• Goal: Find the lines that contain the word "SENSE" and copy each one.

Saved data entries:
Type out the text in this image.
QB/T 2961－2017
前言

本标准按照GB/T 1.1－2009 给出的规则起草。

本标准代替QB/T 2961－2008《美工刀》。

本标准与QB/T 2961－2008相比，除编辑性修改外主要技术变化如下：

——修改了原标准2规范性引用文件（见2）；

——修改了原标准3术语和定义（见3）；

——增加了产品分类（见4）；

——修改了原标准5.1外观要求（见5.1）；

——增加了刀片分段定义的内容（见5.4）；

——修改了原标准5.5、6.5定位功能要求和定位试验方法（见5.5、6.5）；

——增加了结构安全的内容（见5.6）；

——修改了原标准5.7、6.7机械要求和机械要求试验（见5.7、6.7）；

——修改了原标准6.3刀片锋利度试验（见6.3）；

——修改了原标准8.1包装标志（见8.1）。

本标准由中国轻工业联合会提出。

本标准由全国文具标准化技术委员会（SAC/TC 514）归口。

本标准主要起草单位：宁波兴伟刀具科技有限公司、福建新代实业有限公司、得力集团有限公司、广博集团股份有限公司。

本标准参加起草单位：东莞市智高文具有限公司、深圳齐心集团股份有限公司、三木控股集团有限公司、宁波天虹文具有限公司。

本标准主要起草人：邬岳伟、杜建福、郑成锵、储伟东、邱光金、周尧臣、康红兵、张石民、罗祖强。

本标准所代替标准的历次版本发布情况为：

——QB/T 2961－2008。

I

---

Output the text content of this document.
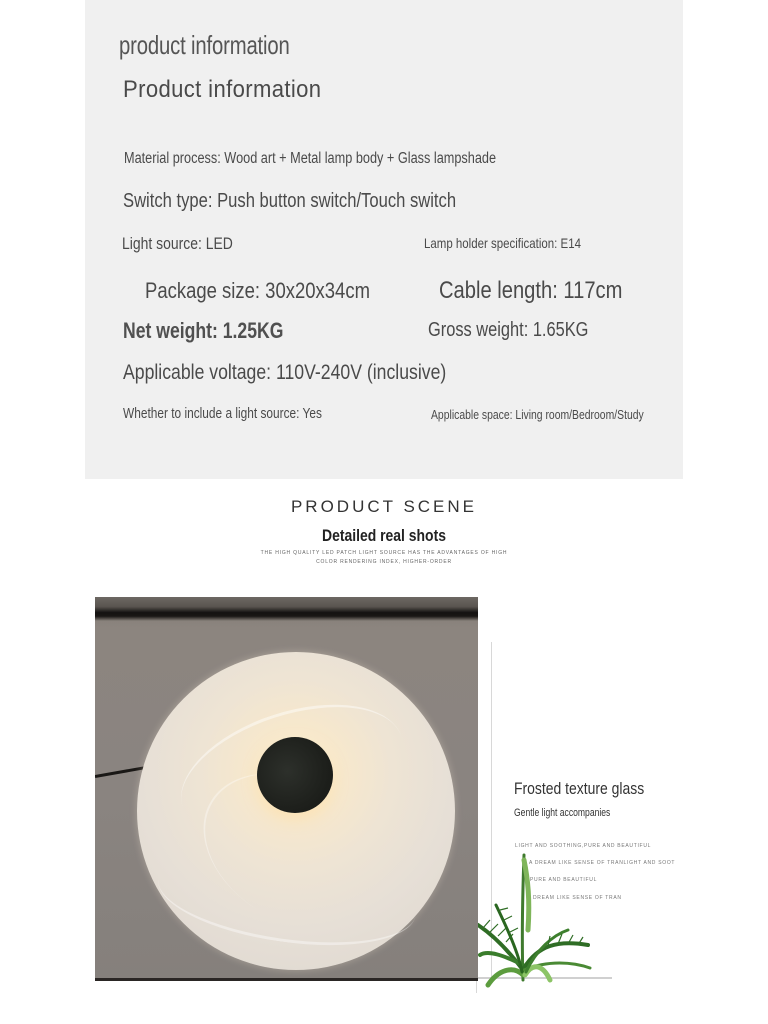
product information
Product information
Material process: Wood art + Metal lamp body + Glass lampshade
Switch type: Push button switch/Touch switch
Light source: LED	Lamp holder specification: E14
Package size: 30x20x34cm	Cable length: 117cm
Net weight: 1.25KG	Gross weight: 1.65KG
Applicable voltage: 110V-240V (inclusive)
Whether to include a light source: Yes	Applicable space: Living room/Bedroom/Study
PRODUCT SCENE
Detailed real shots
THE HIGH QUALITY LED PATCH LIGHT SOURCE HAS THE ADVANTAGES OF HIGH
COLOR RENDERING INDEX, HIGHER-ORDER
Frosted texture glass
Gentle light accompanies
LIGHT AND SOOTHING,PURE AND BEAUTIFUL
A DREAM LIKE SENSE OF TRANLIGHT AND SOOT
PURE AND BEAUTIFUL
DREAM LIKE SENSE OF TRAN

* * *

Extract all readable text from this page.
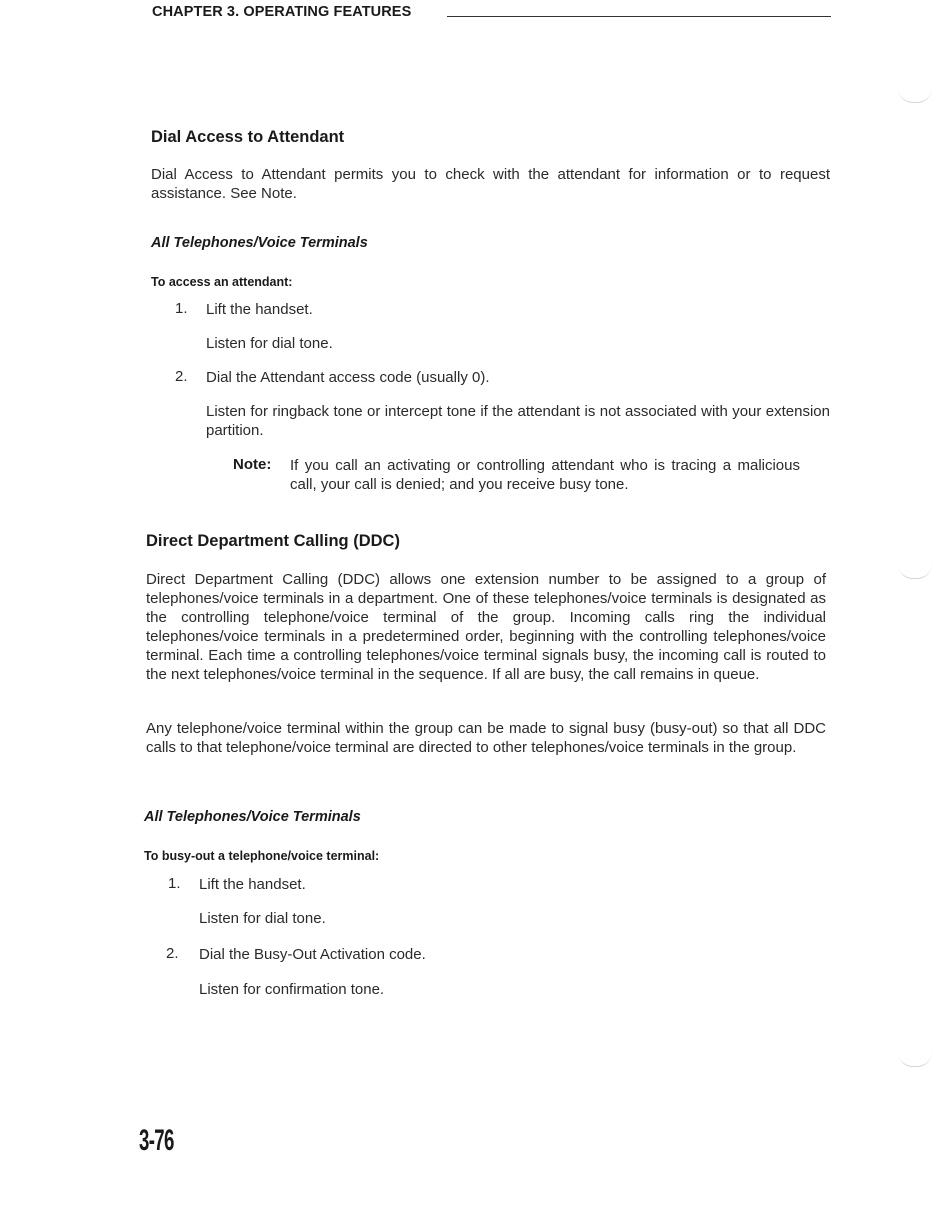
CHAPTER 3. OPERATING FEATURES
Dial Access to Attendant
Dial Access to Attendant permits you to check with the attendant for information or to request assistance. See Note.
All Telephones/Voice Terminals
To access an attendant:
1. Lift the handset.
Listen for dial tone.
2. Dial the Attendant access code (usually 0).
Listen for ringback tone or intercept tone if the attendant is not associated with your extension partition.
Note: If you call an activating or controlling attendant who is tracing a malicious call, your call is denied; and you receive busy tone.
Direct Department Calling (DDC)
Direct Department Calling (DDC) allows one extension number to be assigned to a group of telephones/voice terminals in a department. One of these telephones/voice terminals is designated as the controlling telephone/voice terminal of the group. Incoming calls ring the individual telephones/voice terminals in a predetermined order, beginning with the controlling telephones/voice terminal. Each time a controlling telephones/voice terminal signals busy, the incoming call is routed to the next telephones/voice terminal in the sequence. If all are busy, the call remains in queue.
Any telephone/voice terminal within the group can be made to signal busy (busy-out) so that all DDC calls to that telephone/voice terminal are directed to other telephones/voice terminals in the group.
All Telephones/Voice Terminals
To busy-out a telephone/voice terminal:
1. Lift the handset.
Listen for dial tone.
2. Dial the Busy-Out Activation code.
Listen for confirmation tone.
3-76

• Task output:
A DREAM LIKE SENSE OF TRANLIGHT AND SOOT
DREAM LIKE SENSE OF TRAN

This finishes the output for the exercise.